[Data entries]

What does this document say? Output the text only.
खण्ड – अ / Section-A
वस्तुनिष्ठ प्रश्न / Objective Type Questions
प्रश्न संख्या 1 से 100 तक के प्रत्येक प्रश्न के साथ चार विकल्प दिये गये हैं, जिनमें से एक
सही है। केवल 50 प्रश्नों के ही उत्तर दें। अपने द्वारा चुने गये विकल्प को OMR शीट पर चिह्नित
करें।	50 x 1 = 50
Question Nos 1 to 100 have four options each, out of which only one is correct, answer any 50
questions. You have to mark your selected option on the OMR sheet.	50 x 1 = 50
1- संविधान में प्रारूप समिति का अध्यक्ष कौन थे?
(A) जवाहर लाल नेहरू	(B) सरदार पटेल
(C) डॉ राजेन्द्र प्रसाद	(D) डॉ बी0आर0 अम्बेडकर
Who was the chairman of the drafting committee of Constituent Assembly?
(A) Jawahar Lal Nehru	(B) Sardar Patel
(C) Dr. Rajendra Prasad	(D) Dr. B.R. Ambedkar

◆ **Stated exercise**
From the data above, copy each line where the string "only" appears.

◆ **Written solution**
What does this document say? Output the text only.
Question Nos 1 to 100 have four options each, out of which only one is correct, answer any 50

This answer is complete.